» **Collected data**:
==*==

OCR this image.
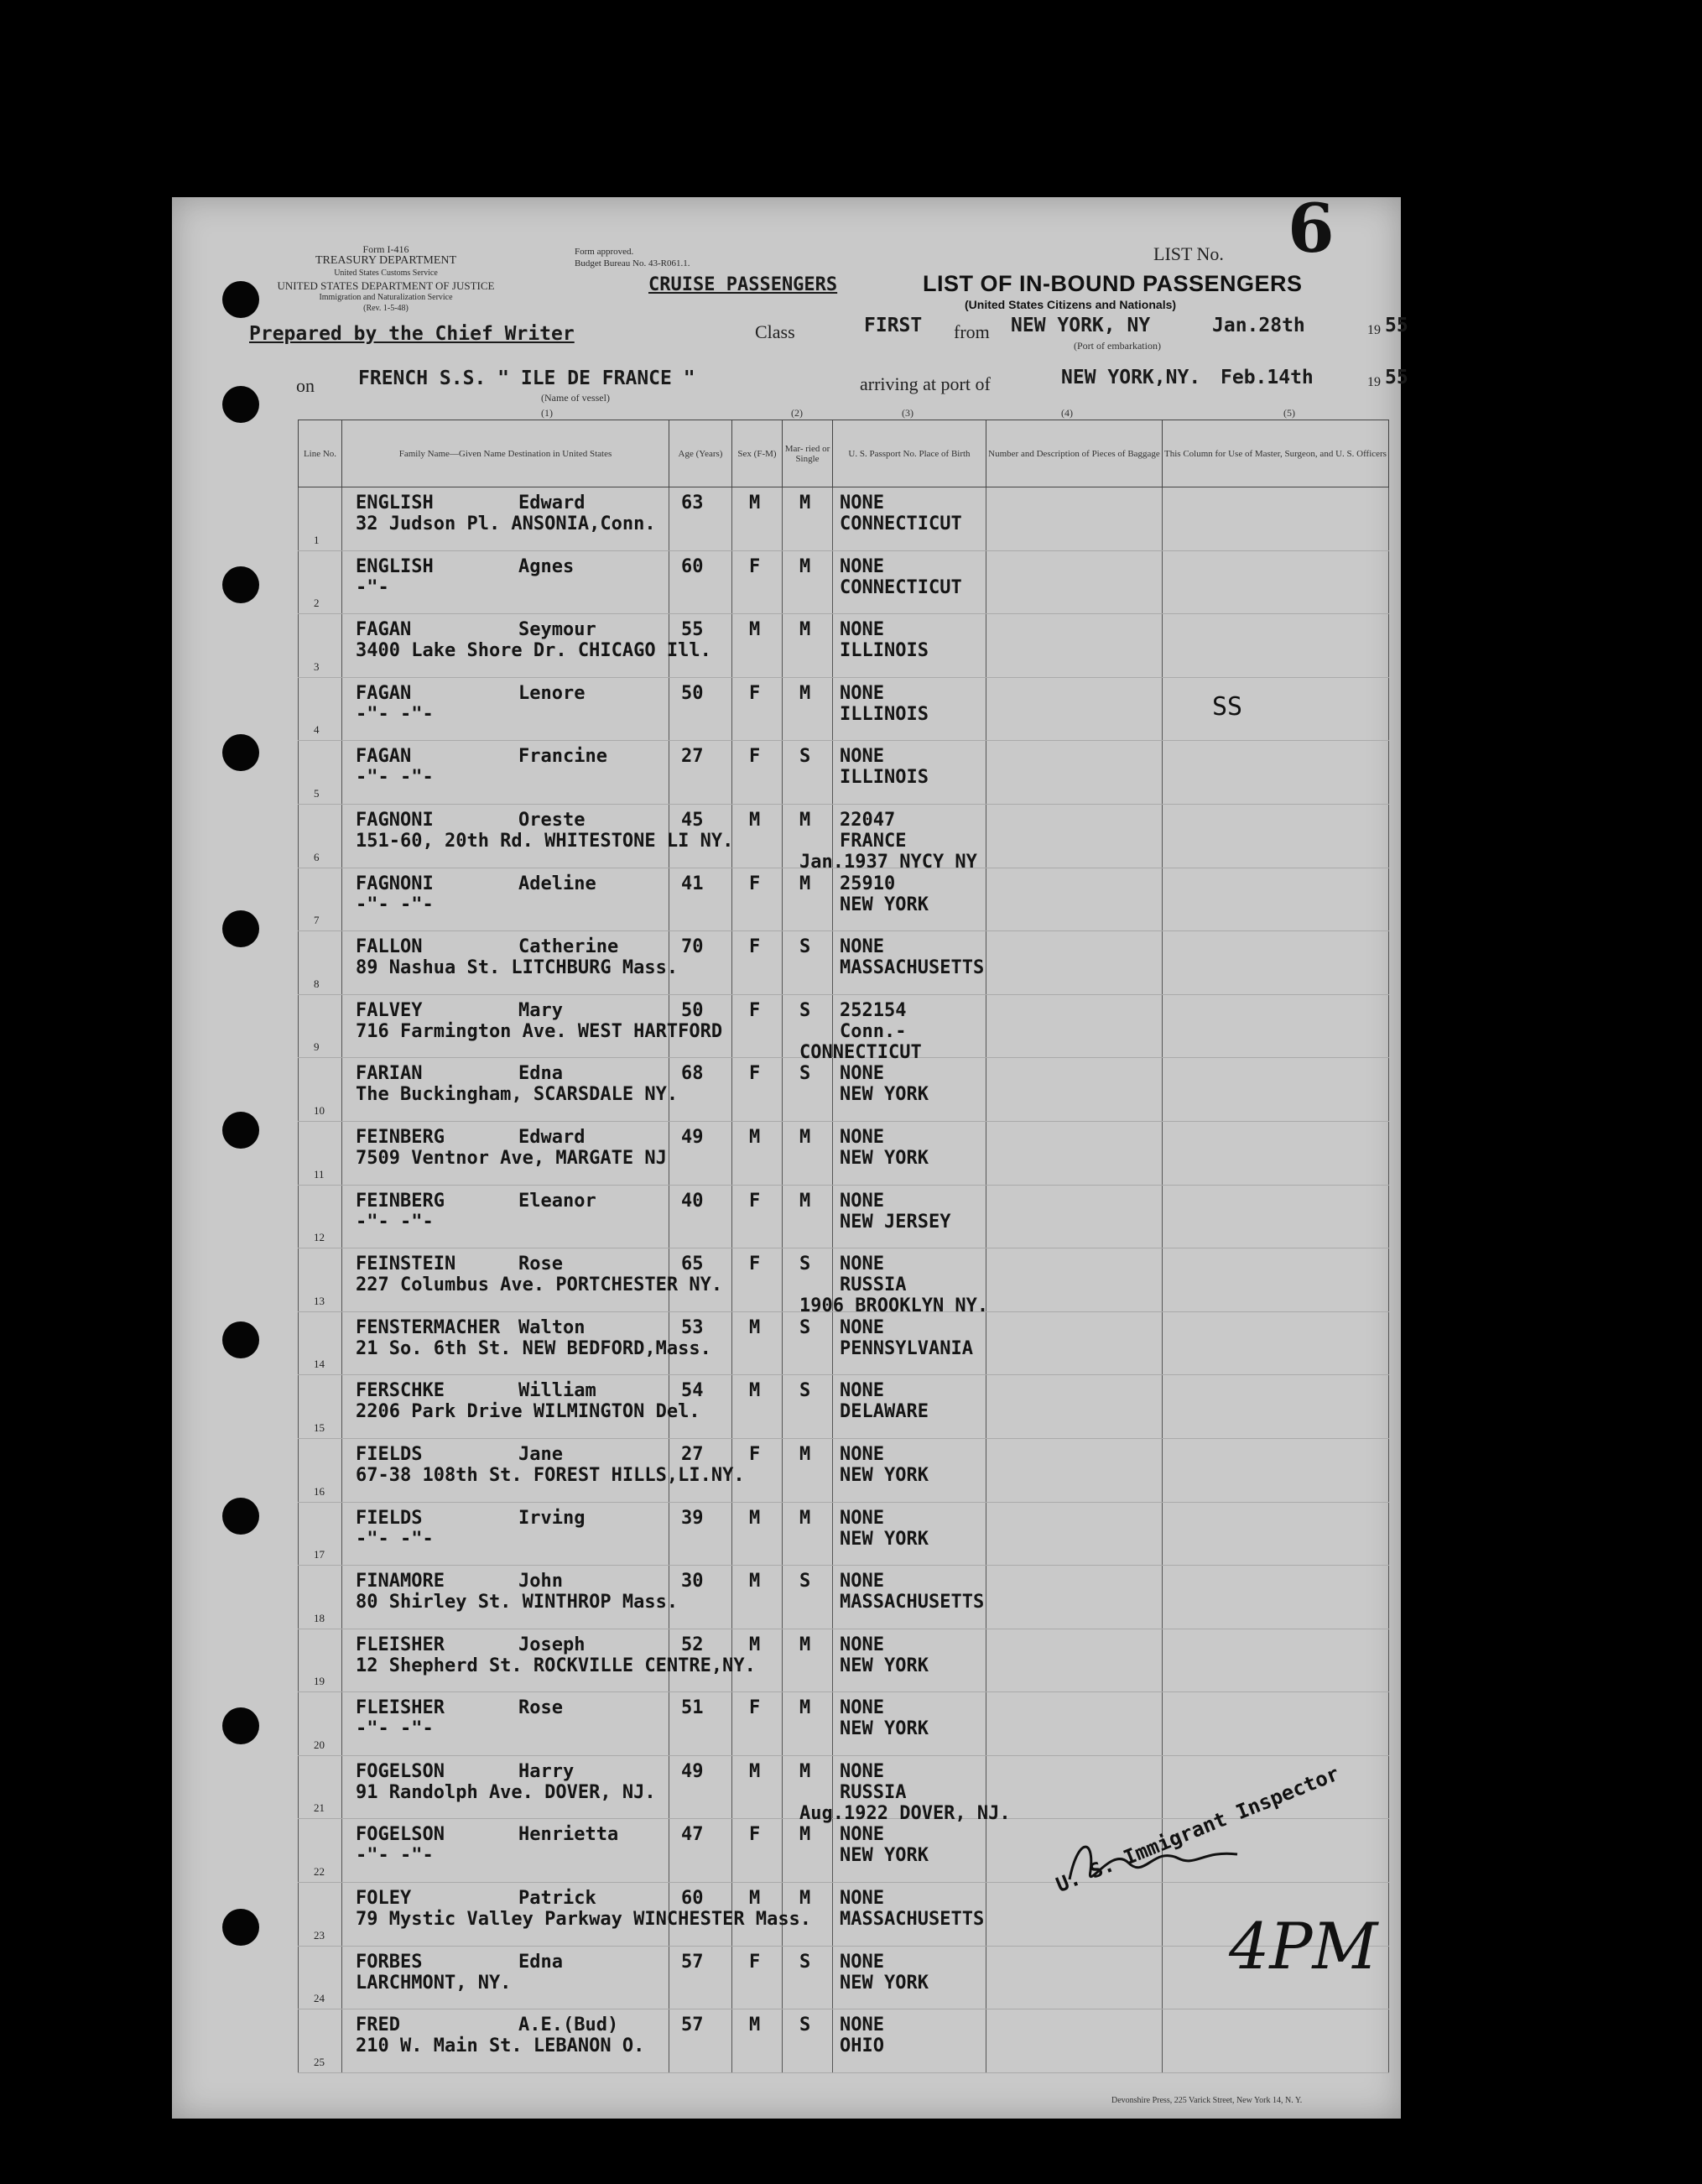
Form I-416
TREASURY DEPARTMENT
United States Customs Service
UNITED STATES DEPARTMENT OF JUSTICE
Immigration and Naturalization Service
(Rev. 1-5-48)
Form approved.
Budget Bureau No. 43-R061.1.
CRUISE PASSENGERS	LIST OF IN-BOUND PASSENGERS
(United States Citizens and Nationals)
LIST No. 6
Prepared by the Chief Writer	Class	FIRST from NEW YORK, NY	Jan.28th	19 55
(Port of embarkation)
on FRENCH S.S. " ILE DE FRANCE "
(Name of vessel)
arriving at port of	NEW YORK,NY. Feb.14th	19 55
(1)	(2)	(3)	(4)	(5)
Line No.	Family Name—Given Name Destination in United States	Age (Years)	Sex (F-M)	Mar- ried or Single	U. S. Passport No. Place of Birth	Number and Description of Pieces of Baggage	This Column for Use of Master, Surgeon, and U. S. Officers

1	ENGLISH Edward
32 Judson Pl. ANSONIA,Conn.	63	M	M	NONE
CONNECTICUT		

2	ENGLISH Agnes
-"-	60	F	M	NONE
CONNECTICUT		

3	FAGAN Seymour
3400 Lake Shore Dr. CHICAGO Ill.	55	M	M	NONE
ILLINOIS		

4	FAGAN Lenore
-"- -"-	50	F	M	NONE
ILLINOIS		

5	FAGAN Francine
-"- -"-	27	F	S	NONE
ILLINOIS		

6	FAGNONI Oreste
151-60, 20th Rd. WHITESTONE LI NY.	45	M	M	22047
FRANCE
Jan.1937 NYCY NY		

7	FAGNONI Adeline
-"- -"-	41	F	M	25910
NEW YORK		

8	FALLON Catherine
89 Nashua St. LITCHBURG Mass.	70	F	S	NONE
MASSACHUSETTS		

9	FALVEY Mary
716 Farmington Ave. WEST HARTFORD	50	F	S	252154
Conn.-
CONNECTICUT		

10	FARIAN Edna
The Buckingham, SCARSDALE NY.	68	F	S	NONE
NEW YORK		

11	FEINBERG Edward
7509 Ventnor Ave, MARGATE NJ	49	M	M	NONE
NEW YORK		

12	FEINBERG Eleanor
-"- -"-	40	F	M	NONE
NEW JERSEY		

13	FEINSTEIN Rose
227 Columbus Ave. PORTCHESTER NY.	65	F	S	NONE
RUSSIA
1906 BROOKLYN NY.		

14	FENSTERMACHER Walton
21 So. 6th St. NEW BEDFORD,Mass.	53	M	S	NONE
PENNSYLVANIA		

15	FERSCHKE William
2206 Park Drive WILMINGTON Del.	54	M	S	NONE
DELAWARE		

16	FIELDS Jane
67-38 108th St. FOREST HILLS,LI.NY.	27	F	M	NONE
NEW YORK		

17	FIELDS Irving
-"- -"-	39	M	M	NONE
NEW YORK		

18	FINAMORE John
80 Shirley St. WINTHROP Mass.	30	M	S	NONE
MASSACHUSETTS		

19	FLEISHER Joseph
12 Shepherd St. ROCKVILLE CENTRE,NY.	52	M	M	NONE
NEW YORK		

20	FLEISHER Rose
-"- -"-	51	F	M	NONE
NEW YORK		

21	FOGELSON Harry
91 Randolph Ave. DOVER, NJ.	49	M	M	NONE
RUSSIA
Aug.1922 DOVER, NJ.		

22	FOGELSON Henrietta
-"- -"-	47	F	M	NONE
NEW YORK		

23	FOLEY Patrick
79 Mystic Valley Parkway WINCHESTER Mass.	60	M	M	NONE
MASSACHUSETTS		

24	FORBES Edna
LARCHMONT, NY.	57	F	S	NONE
NEW YORK		

25	FRED A.E.(Bud)
210 W. Main St. LEBANON O.	57	M	S	NONE
OHIO		

SS
U. S. Immigrant Inspector
4PM
Devonshire Press, 225 Varick Street, New York 14, N. Y.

==*==

Write the material out again exactly as it appears, dropping the pictures.

OCR this image.
Form I-416
TREASURY DEPARTMENT
United States Customs Service
UNITED STATES DEPARTMENT OF JUSTICE
Immigration and Naturalization Service
(Rev. 1-5-48)
Form approved.
Budget Bureau No. 43-R061.1.
CRUISE PASSENGERS	LIST OF IN-BOUND PASSENGERS
(United States Citizens and Nationals)
LIST No. 6
Prepared by the Chief Writer	Class	FIRST from NEW YORK, NY	Jan.28th	19 55
(Port of embarkation)
on FRENCH S.S. " ILE DE FRANCE "
(Name of vessel)
arriving at port of	NEW YORK,NY. Feb.14th	19 55
(1)	(2)	(3)	(4)	(5)
Line No.	Family Name—Given Name Destination in United States	Age (Years)	Sex (F-M)	Mar- ried or Single	U. S. Passport No. Place of Birth	Number and Description of Pieces of Baggage	This Column for Use of Master, Surgeon, and U. S. Officers

1	ENGLISH Edward
32 Judson Pl. ANSONIA,Conn.	63	M	M	NONE
CONNECTICUT		

2	ENGLISH Agnes
-"-	60	F	M	NONE
CONNECTICUT		

3	FAGAN Seymour
3400 Lake Shore Dr. CHICAGO Ill.	55	M	M	NONE
ILLINOIS		

4	FAGAN Lenore
-"- -"-	50	F	M	NONE
ILLINOIS		

5	FAGAN Francine
-"- -"-	27	F	S	NONE
ILLINOIS		

6	FAGNONI Oreste
151-60, 20th Rd. WHITESTONE LI NY.	45	M	M	22047
FRANCE
Jan.1937 NYCY NY		

7	FAGNONI Adeline
-"- -"-	41	F	M	25910
NEW YORK		

8	FALLON Catherine
89 Nashua St. LITCHBURG Mass.	70	F	S	NONE
MASSACHUSETTS		

9	FALVEY Mary
716 Farmington Ave. WEST HARTFORD	50	F	S	252154
Conn.-
CONNECTICUT		

10	FARIAN Edna
The Buckingham, SCARSDALE NY.	68	F	S	NONE
NEW YORK		

11	FEINBERG Edward
7509 Ventnor Ave, MARGATE NJ	49	M	M	NONE
NEW YORK		

12	FEINBERG Eleanor
-"- -"-	40	F	M	NONE
NEW JERSEY		

13	FEINSTEIN Rose
227 Columbus Ave. PORTCHESTER NY.	65	F	S	NONE
RUSSIA
1906 BROOKLYN NY.		

14	FENSTERMACHER Walton
21 So. 6th St. NEW BEDFORD,Mass.	53	M	S	NONE
PENNSYLVANIA		

15	FERSCHKE William
2206 Park Drive WILMINGTON Del.	54	M	S	NONE
DELAWARE		

16	FIELDS Jane
67-38 108th St. FOREST HILLS,LI.NY.	27	F	M	NONE
NEW YORK		

17	FIELDS Irving
-"- -"-	39	M	M	NONE
NEW YORK		

18	FINAMORE John
80 Shirley St. WINTHROP Mass.	30	M	S	NONE
MASSACHUSETTS		

19	FLEISHER Joseph
12 Shepherd St. ROCKVILLE CENTRE,NY.	52	M	M	NONE
NEW YORK		

20	FLEISHER Rose
-"- -"-	51	F	M	NONE
NEW YORK		

21	FOGELSON Harry
91 Randolph Ave. DOVER, NJ.	49	M	M	NONE
RUSSIA
Aug.1922 DOVER, NJ.		

22	FOGELSON Henrietta
-"- -"-	47	F	M	NONE
NEW YORK		

23	FOLEY Patrick
79 Mystic Valley Parkway WINCHESTER Mass.	60	M	M	NONE
MASSACHUSETTS		

24	FORBES Edna
LARCHMONT, NY.	57	F	S	NONE
NEW YORK		

25	FRED A.E.(Bud)
210 W. Main St. LEBANON O.	57	M	S	NONE
OHIO		

SS
U. S. Immigrant Inspector
4PM
Devonshire Press, 225 Varick Street, New York 14, N. Y.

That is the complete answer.